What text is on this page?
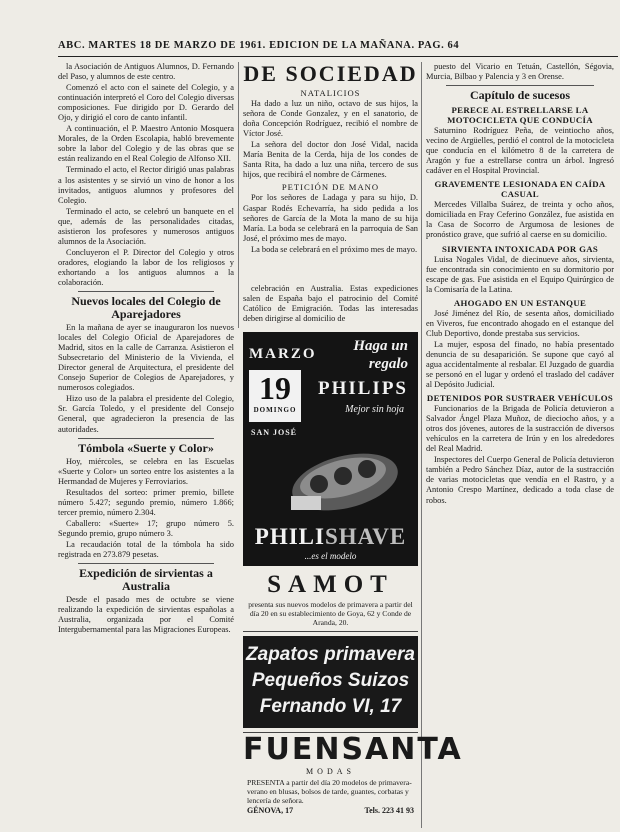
ABC. MARTES 18 DE MARZO DE 1961. EDICION DE LA MAÑANA. PAG. 64

la Asociación de Antiguos Alumnos, D. Fernando del Paso, y alumnos de este centro.

Comenzó el acto con el sainete del Colegio, y a continuación interpretó el Coro del Colegio diversas composiciones. Fue dirigido por D. Gerardo del Ojo, y dirigió el coro de canto infantil.

A continuación, el P. Maestro Antonio Mosquera Morales, de la Orden Escolapia, habló brevemente sobre la labor del Colegio y de las obras que se están realizando en el Real Colegio de Alfonso XII.

Terminado el acto, el Rector dirigió unas palabras a los asistentes y se sirvió un vino de honor a los invitados, antiguos alumnos y profesores del Colegio.

Terminado el acto, se celebró un banquete en el que, además de las personalidades citadas, asistieron los profesores y numerosos antiguos alumnos de la Asociación.

Concluyeron el P. Director del Colegio y otros oradores, elogiando la labor de los religiosos y exhortando a los antiguos alumnos a la colaboración.

Nuevos locales del Colegio de Aparejadores

En la mañana de ayer se inauguraron los nuevos locales del Colegio Oficial de Aparejadores de Madrid, sitos en la calle de Carranza. Asistieron el Subsecretario del Ministerio de la Vivienda, el Director general de Arquitectura, el presidente del Consejo Superior de Colegios de Aparejadores, y numerosos colegiados.

Hizo uso de la palabra el presidente del Colegio, Sr. García Toledo, y el presidente del Consejo General, que agradecieron la presencia de las autoridades.

Tómbola «Suerte y Color»

Hoy, miércoles, se celebra en las Escuelas «Suerte y Color» un sorteo entre los asistentes a la Hermandad de Mujeres y Ferroviarios.

Resultados del sorteo: primer premio, billete número 5.427; segundo premio, número 1.866; tercer premio, número 2.304.

Caballero: «Suerte» 17; grupo número 5. Segundo premio, grupo número 3.

La recaudación total de la tómbola ha sido registrada en 273.879 pesetas.

Expedición de sirvientas a Australia

Desde el pasado mes de octubre se viene realizando la expedición de sirvientas españolas a Australia, organizada por el Comité Intergubernamental para las Migraciones Europeas.

DE SOCIEDAD
NATALICIOS

Ha dado a luz un niño, octavo de sus hijos, la señora de Conde Gonzalez, y en el sanatorio, de doña Concepción Rodríguez, recibió el nombre de Víctor José.

La señora del doctor don José Vidal, nacida María Benita de la Cerda, hija de los condes de Santa Rita, ha dado a luz una niña, tercero de sus hijos, que recibirá el nombre de Cármenes.

PETICIÓN DE MANO

Por los señores de Ladaga y para su hijo, D. Gaspar Rodés Echevarría, ha sido pedida a los señores de García de la Mota la mano de su hija María. La boda se celebrará en la parroquia de San José, el próximo mes de mayo.

La boda se celebrará en el próximo mes de mayo.

celebración en Australia. Estas expediciones salen de España bajo el patrocinio del Comité Católico de Emigración. Todas las interesadas deben dirigirse al domicilio de

MARZO
19
DOMINGO
SAN JOSÉ
Haga un
regalo
PHILIPS
Mejor sin hoja
PHILISHAVE
...es el modelo
SAMOT
presenta sus nuevos modelos de primavera a partir del día 20 en su establecimiento de Goya, 62 y Conde de Aranda, 20.
Zapatos primavera
Pequeños Suizos
Fernando VI, 17
FUENSANTA
MODAS
PRESENTA a partir del día 20 modelos de primavera-verano en blusas, bolsos de tarde, guantes, corbatas y lencería de señora.
GÉNOVA, 17	Tels. 223 41 93

puesto del Vicario en Tetuán, Castellón, Ségovia, Murcia, Bilbao y Palencia y 3 en Orense.

Capítulo de sucesos
PERECE AL ESTRELLARSE LA MOTOCICLETA QUE CONDUCÍA

Saturnino Rodríguez Peña, de veintiocho años, vecino de Argüelles, perdió el control de la motocicleta que conducía en el kilómetro 8 de la carretera de Aragón y fue a estrellarse contra un árbol. Ingresó cadáver en el Hospital Provincial.

GRAVEMENTE LESIONADA EN CAÍDA CASUAL

Mercedes Villalba Suárez, de treinta y ocho años, domiciliada en Fray Ceferino González, fue asistida en la Casa de Socorro de Argumosa de lesiones de pronóstico grave, que sufrió al caerse en su domicilio.

SIRVIENTA INTOXICADA POR GAS

Luisa Nogales Vidal, de diecinueve años, sirvienta, fue encontrada sin conocimiento en su dormitorio por escape de gas. Fue asistida en el Equipo Quirúrgico de la Comisaría de la Latina.

AHOGADO EN UN ESTANQUE

José Jiménez del Río, de sesenta años, domiciliado en Viveros, fue encontrado ahogado en el estanque del Club Deportivo, donde prestaba sus servicios.

La mujer, esposa del finado, no había presentado denuncia de su desaparición. Se supone que cayó al agua accidentalmente al resbalar. El Juzgado de guardia se personó en el lugar y ordenó el traslado del cadáver al Depósito Judicial.

DETENIDOS POR SUSTRAER VEHÍCULOS

Funcionarios de la Brigada de Policía detuvieron a Salvador Ángel Plaza Muñoz, de dieciocho años, y a otros dos jóvenes, autores de la sustracción de diversos vehículos en la carretera de Irún y en los alrededores del Real Madrid.

Inspectores del Cuerpo General de Policía detuvieron también a Pedro Sánchez Díaz, autor de la sustracción de varias motocicletas que vendía en el Rastro, y a Antonio Crespo Martínez, dedicado a toda clase de robos.
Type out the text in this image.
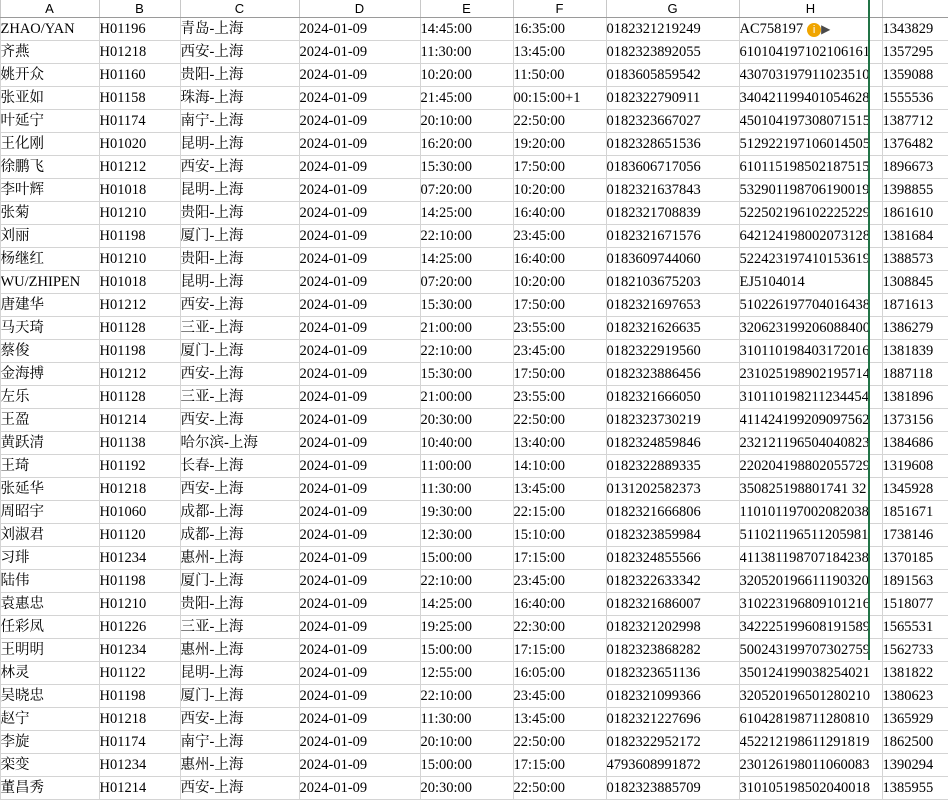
	A	B	C	D	E	F	G	H	
	ZHAO/YAN	H01196	青岛-上海	2024-01-09	14:45:00	16:35:00	0182321219249	AC758197 i ▶	1343829
	齐燕	H01218	西安-上海	2024-01-09	11:30:00	13:45:00	0182323892055	610104197102106161	1357295
	姚开众	H01160	贵阳-上海	2024-01-09	10:20:00	11:50:00	0183605859542	430703197911023510	1359088
	张亚如	H01158	珠海-上海	2024-01-09	21:45:00	00:15:00+1	0182322790911	340421199401054628	1555536
	叶延宁	H01174	南宁-上海	2024-01-09	20:10:00	22:50:00	0182323667027	450104197308071515	1387712
	王化刚	H01020	昆明-上海	2024-01-09	16:20:00	19:20:00	0182328651536	512922197106014505	1376482
	徐鹏飞	H01212	西安-上海	2024-01-09	15:30:00	17:50:00	0183606717056	610115198502187515	1896673
	李叶辉	H01018	昆明-上海	2024-01-09	07:20:00	10:20:00	0182321637843	532901198706190019	1398855
	张菊	H01210	贵阳-上海	2024-01-09	14:25:00	16:40:00	0182321708839	522502196102225229	1861610
	刘丽	H01198	厦门-上海	2024-01-09	22:10:00	23:45:00	0182321671576	642124198002073128	1381684
	杨继红	H01210	贵阳-上海	2024-01-09	14:25:00	16:40:00	0183609744060	522423197410153619	1388573
	WU/ZHIPEN	H01018	昆明-上海	2024-01-09	07:20:00	10:20:00	0182103675203	EJ5104014	1308845
	唐建华	H01212	西安-上海	2024-01-09	15:30:00	17:50:00	0182321697653	510226197704016438	1871613
	马天琦	H01128	三亚-上海	2024-01-09	21:00:00	23:55:00	0182321626635	320623199206088400	1386279
	蔡俊	H01198	厦门-上海	2024-01-09	22:10:00	23:45:00	0182322919560	310110198403172016	1381839
	金海搏	H01212	西安-上海	2024-01-09	15:30:00	17:50:00	0182323886456	231025198902195714	1887118
	左乐	H01128	三亚-上海	2024-01-09	21:00:00	23:55:00	0182321666050	310110198211234454	1381896
	王盈	H01214	西安-上海	2024-01-09	20:30:00	22:50:00	0182323730219	411424199209097562	1373156
	黄跃清	H01138	哈尔滨-上海	2024-01-09	10:40:00	13:40:00	0182324859846	232121196504040823	1384686
	王琦	H01192	长春-上海	2024-01-09	11:00:00	14:10:00	0182322889335	220204198802055729	1319608
	张延华	H01218	西安-上海	2024-01-09	11:30:00	13:45:00	0131202582373	350825198801741 32	1345928
	周昭宇	H01060	成都-上海	2024-01-09	19:30:00	22:15:00	0182321666806	110101197002082038	1851671
	刘淑君	H01120	成都-上海	2024-01-09	12:30:00	15:10:00	0182323859984	511021196511205981	1738146
	习琲	H01234	惠州-上海	2024-01-09	15:00:00	17:15:00	0182324855566	411381198707184238	1370185
	陆伟	H01198	厦门-上海	2024-01-09	22:10:00	23:45:00	0182322633342	320520196611190320	1891563
	袁惠忠	H01210	贵阳-上海	2024-01-09	14:25:00	16:40:00	0182321686007	310223196809101216	1518077
	任彩凤	H01226	三亚-上海	2024-01-09	19:25:00	22:30:00	0182321202998	342225199608191589	1565531
	王明明	H01234	惠州-上海	2024-01-09	15:00:00	17:15:00	0182323868282	500243199707302759	1562733
	林灵	H01122	昆明-上海	2024-01-09	12:55:00	16:05:00	0182323651136	350124199038254021	1381822
	吴晓忠	H01198	厦门-上海	2024-01-09	22:10:00	23:45:00	0182321099366	320520196501280210	1380623
	赵宁	H01218	西安-上海	2024-01-09	11:30:00	13:45:00	0182321227696	610428198711280810	1365929
	李旋	H01174	南宁-上海	2024-01-09	20:10:00	22:50:00	0182322952172	452212198611291819	1862500
	栾变	H01234	惠州-上海	2024-01-09	15:00:00	17:15:00	4793608991872	230126198011060083	1390294
	董昌秀	H01214	西安-上海	2024-01-09	20:30:00	22:50:00	0182323885709	310105198502040018	1385955
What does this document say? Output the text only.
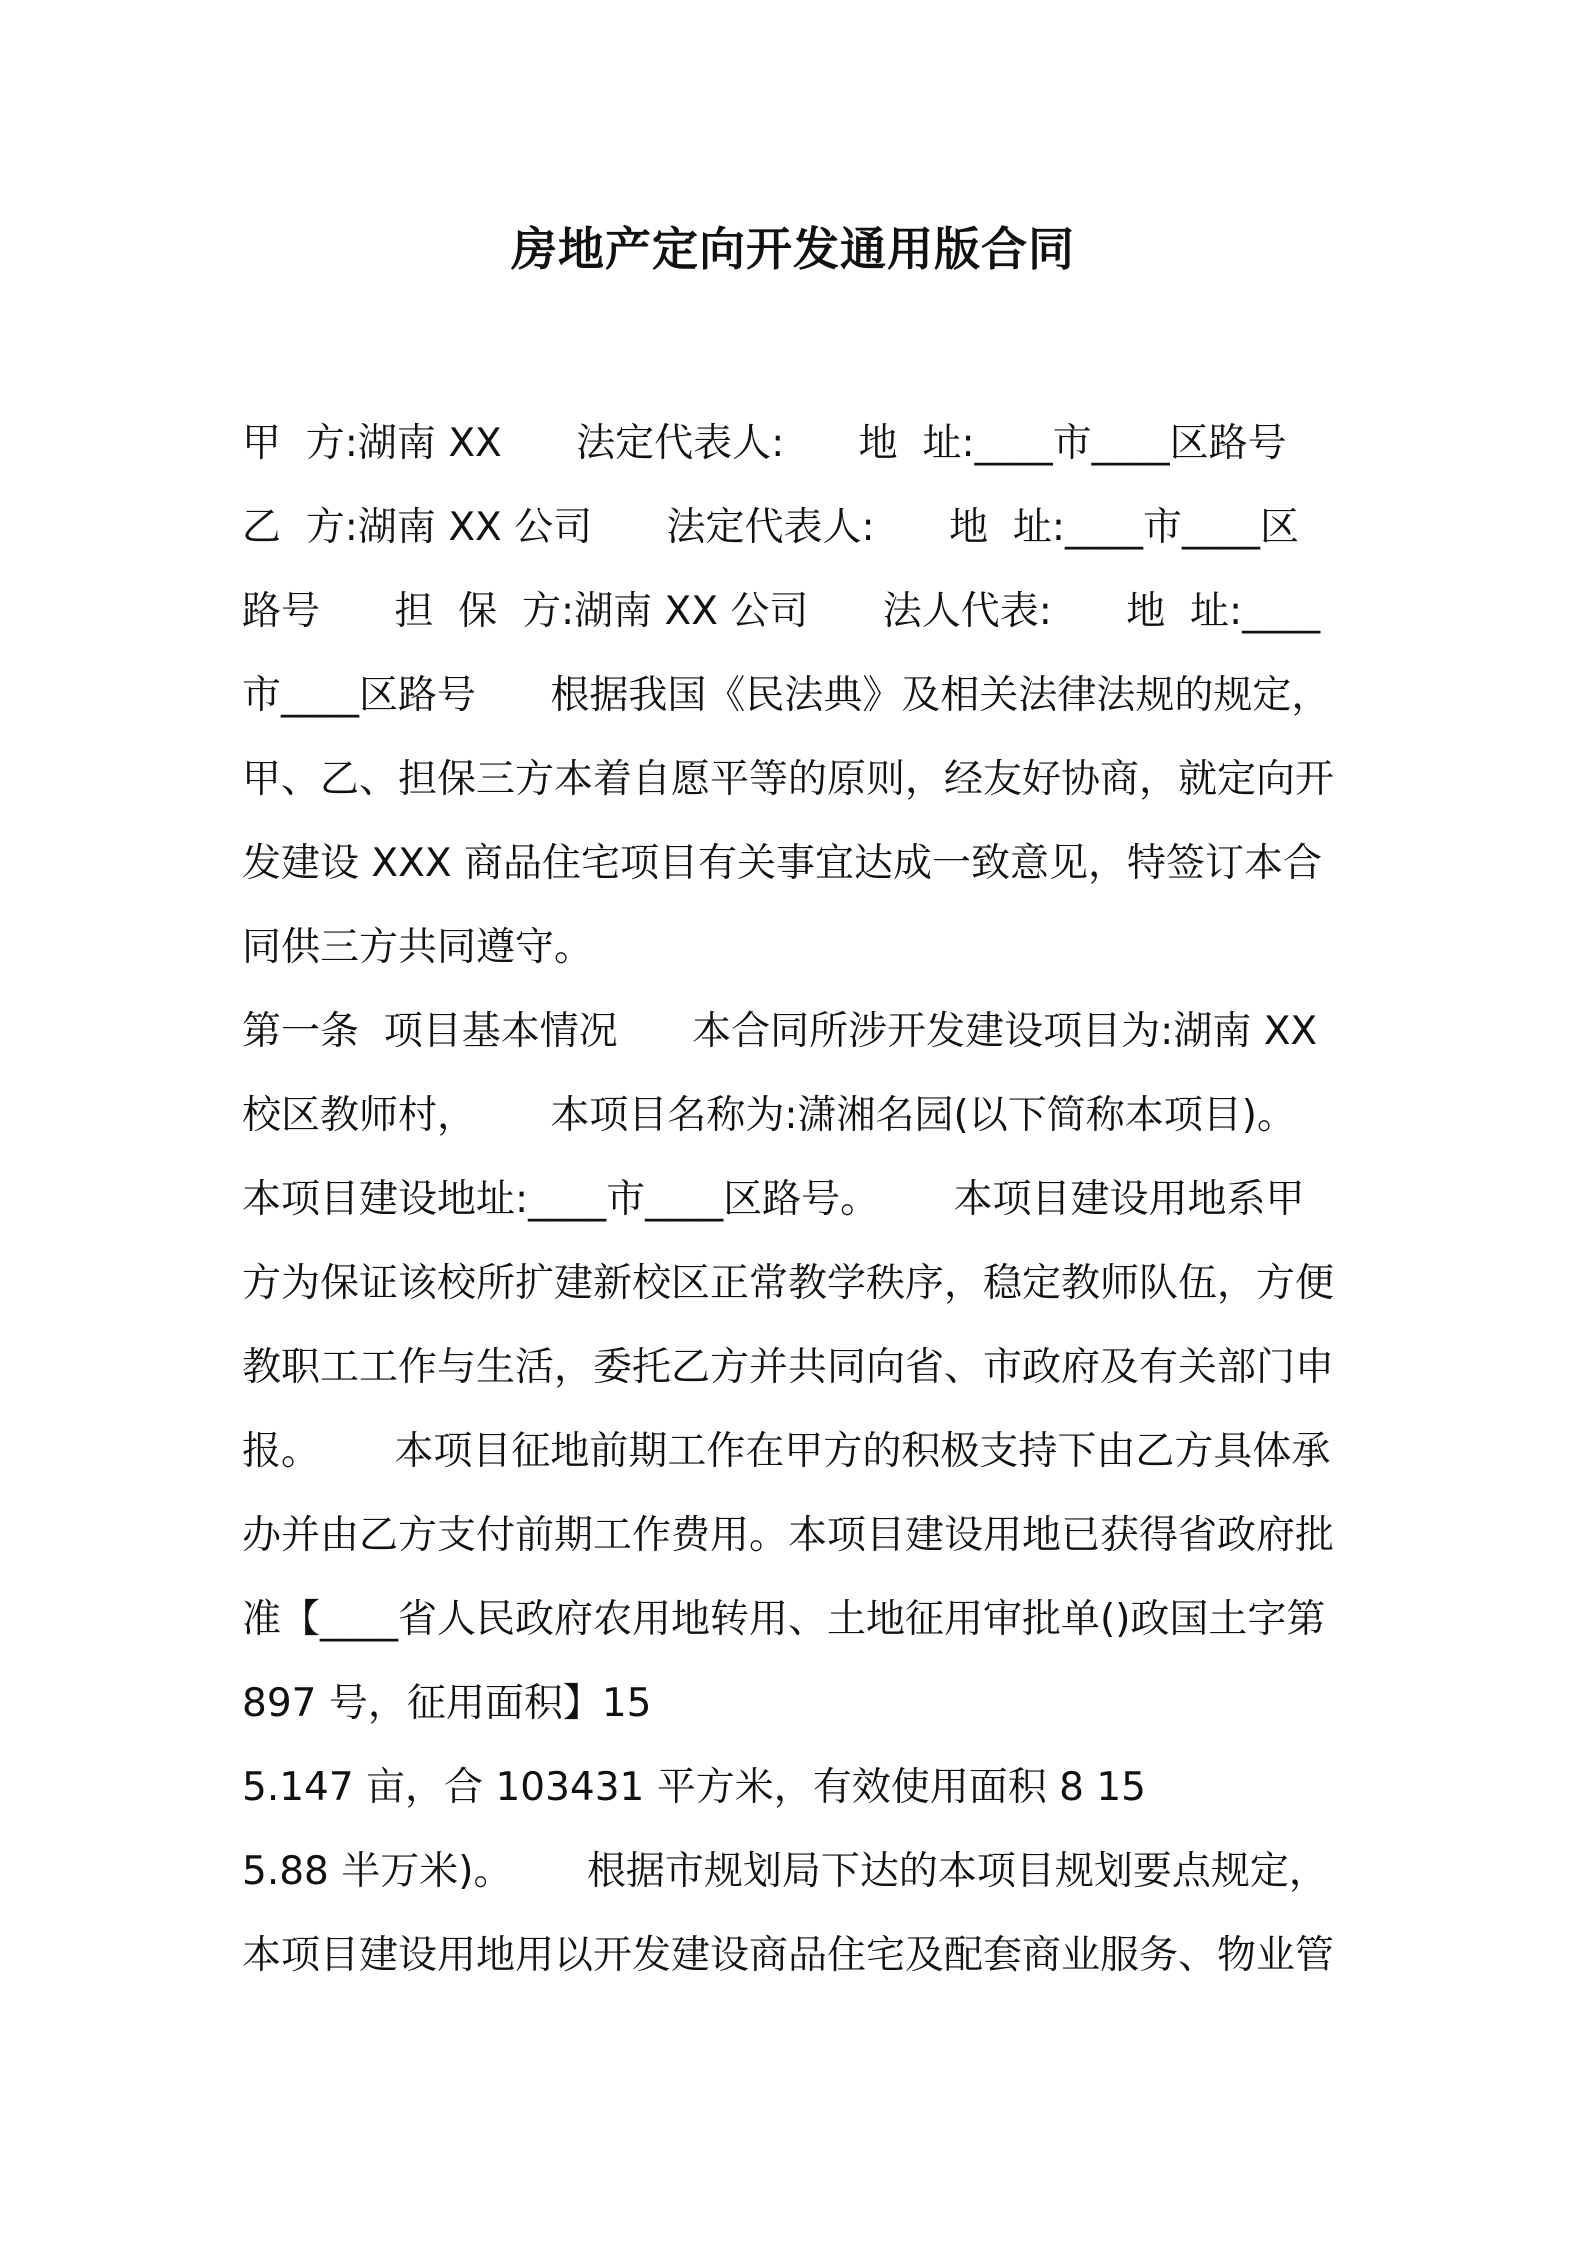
房地产定向开发通用版合同
甲  方:湖南 XX      法定代表人:      地  址:____市____区路号
乙  方:湖南 XX 公司      法定代表人:      地  址:____市____区
路号      担  保  方:湖南 XX 公司      法人代表:      地  址:____
市____区路号      根据我国《民法典》及相关法律法规的规定，
甲、乙、担保三方本着自愿平等的原则，经友好协商，就定向开
发建设 XXX 商品住宅项目有关事宜达成一致意见，特签订本合
同供三方共同遵守。
第一条  项目基本情况      本合同所涉开发建设项目为:湖南 XX
校区教师村，      本项目名称为:潇湘名园(以下简称本项目)。
本项目建设地址:____市____区路号。      本项目建设用地系甲
方为保证该校所扩建新校区正常教学秩序，稳定教师队伍，方便
教职工工作与生活，委托乙方并共同向省、市政府及有关部门申
报。      本项目征地前期工作在甲方的积极支持下由乙方具体承
办并由乙方支付前期工作费用。本项目建设用地已获得省政府批
准【____省人民政府农用地转用、土地征用审批单()政国土字第
897 号，征用面积】15
5.147 亩，合 103431 平方米，有效使用面积 8 15
5.88 半万米)。      根据市规划局下达的本项目规划要点规定，
本项目建设用地用以开发建设商品住宅及配套商业服务、物业管
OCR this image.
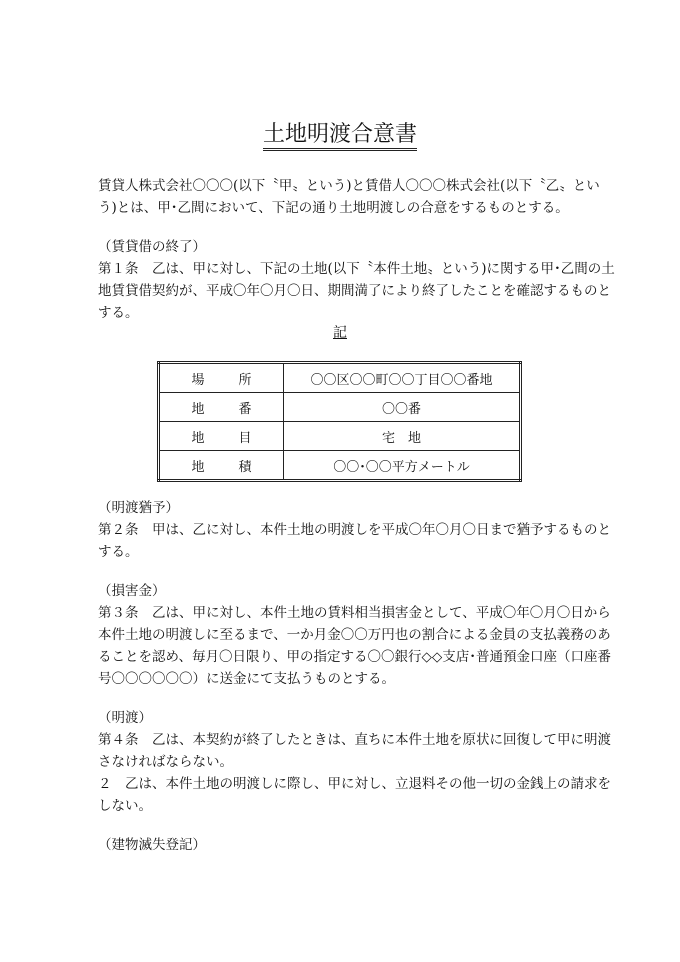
土地明渡合意書
賃貸人株式会社〇〇〇(以下〝甲〟という)と賃借人〇〇〇株式会社(以下〝乙〟とい
う)とは、甲･乙間において、下記の通り土地明渡しの合意をするものとする。
（賃貸借の終了）
第１条　乙は、甲に対し、下記の土地(以下〝本件土地〟という)に関する甲･乙間の土
地賃貸借契約が、平成〇年〇月〇日、期間満了により終了したことを確認するものと
する。
記
場所	〇〇区〇〇町〇〇丁目〇〇番地
地番	〇〇番
地目	宅　地
地積	〇〇･〇〇平方メートル
（明渡猶予）
第２条　甲は、乙に対し、本件土地の明渡しを平成〇年〇月〇日まで猶予するものと
する。
（損害金）
第３条　乙は、甲に対し、本件土地の賃料相当損害金として、平成〇年〇月〇日から
本件土地の明渡しに至るまで、一か月金〇〇万円也の割合による金員の支払義務のあ
ることを認め、毎月〇日限り、甲の指定する〇〇銀行◇◇支店･普通預金口座（口座番
号〇〇〇〇〇〇）に送金にて支払うものとする。
（明渡）
第４条　乙は、本契約が終了したときは、直ちに本件土地を原状に回復して甲に明渡
さなければならない。
２　乙は、本件土地の明渡しに際し、甲に対し、立退料その他一切の金銭上の請求を
しない。
（建物滅失登記）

## AIM
Where does the word "detuvieron" appear in the listing? List each line that holds it.

## THE ANSWER
Funcionarios de la Brigada de Policía detuvieron a Salvador Ángel Plaza Muñoz, de dieciocho años, y a otros dos jóvenes, autores de la sustracción de diversos vehículos en la carretera de Irún y en los alrededores del Real Madrid.
Inspectores del Cuerpo General de Policía detuvieron también a Pedro Sánchez Díaz, autor de la sustracción de varias motocicletas que vendía en el Rastro, y a Antonio Crespo Martínez, dedicado a toda clase de robos.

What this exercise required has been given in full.